===== Data listing

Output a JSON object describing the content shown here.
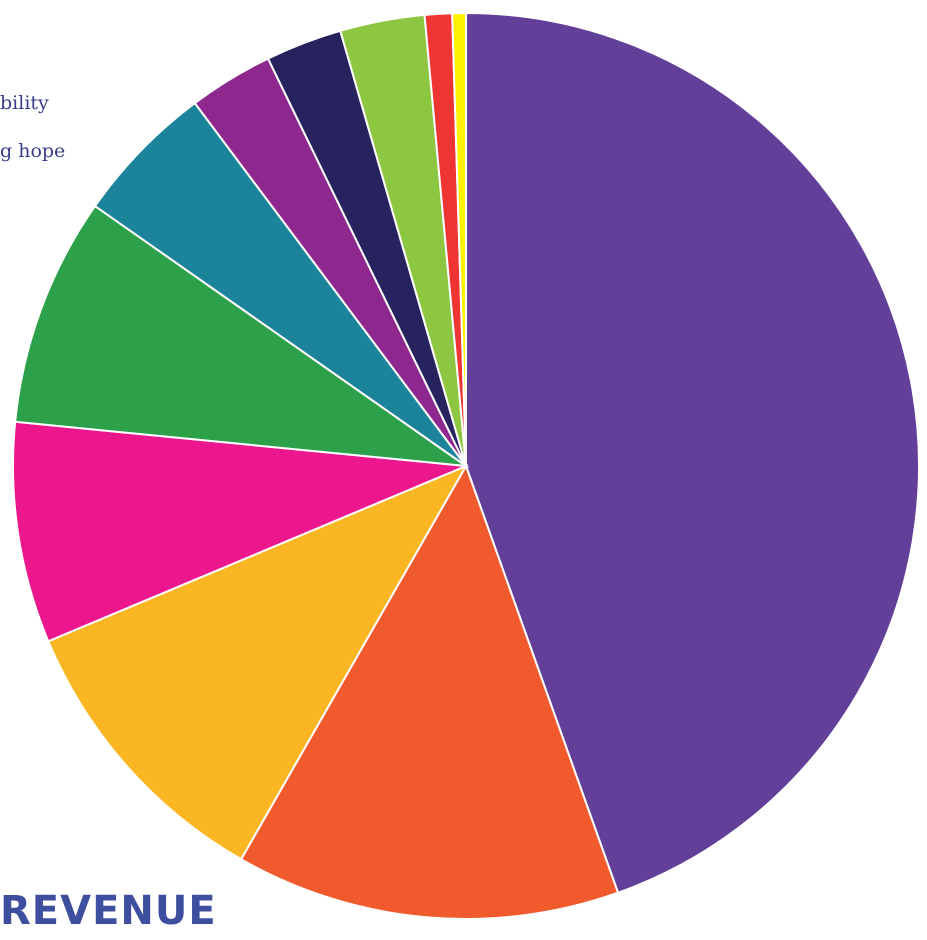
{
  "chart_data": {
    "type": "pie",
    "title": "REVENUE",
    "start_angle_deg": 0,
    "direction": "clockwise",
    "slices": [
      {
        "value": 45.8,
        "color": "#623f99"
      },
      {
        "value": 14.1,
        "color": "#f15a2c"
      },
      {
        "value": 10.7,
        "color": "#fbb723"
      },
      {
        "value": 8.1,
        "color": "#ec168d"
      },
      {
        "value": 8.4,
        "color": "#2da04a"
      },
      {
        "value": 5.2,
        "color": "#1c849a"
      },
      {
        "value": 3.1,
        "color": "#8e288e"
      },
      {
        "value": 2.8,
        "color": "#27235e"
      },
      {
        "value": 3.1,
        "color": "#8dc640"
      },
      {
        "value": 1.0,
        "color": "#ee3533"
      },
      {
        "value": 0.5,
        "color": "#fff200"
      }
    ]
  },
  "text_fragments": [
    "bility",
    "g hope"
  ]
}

==========

▶ **Goal**
Reproduce the entries exactly. Do not carry over any picture.

▶ **Right answer**
Output a JSON object describing the content shown here.
{
  "chart_data": {
    "type": "pie",
    "title": "REVENUE",
    "start_angle_deg": 0,
    "direction": "clockwise",
    "slices": [
      {
        "value": 45.8,
        "color": "#623f99"
      },
      {
        "value": 14.1,
        "color": "#f15a2c"
      },
      {
        "value": 10.7,
        "color": "#fbb723"
      },
      {
        "value": 8.1,
        "color": "#ec168d"
      },
      {
        "value": 8.4,
        "color": "#2da04a"
      },
      {
        "value": 5.2,
        "color": "#1c849a"
      },
      {
        "value": 3.1,
        "color": "#8e288e"
      },
      {
        "value": 2.8,
        "color": "#27235e"
      },
      {
        "value": 3.1,
        "color": "#8dc640"
      },
      {
        "value": 1.0,
        "color": "#ee3533"
      },
      {
        "value": 0.5,
        "color": "#fff200"
      }
    ]
  },
  "text_fragments": [
    "bility",
    "g hope"
  ]
}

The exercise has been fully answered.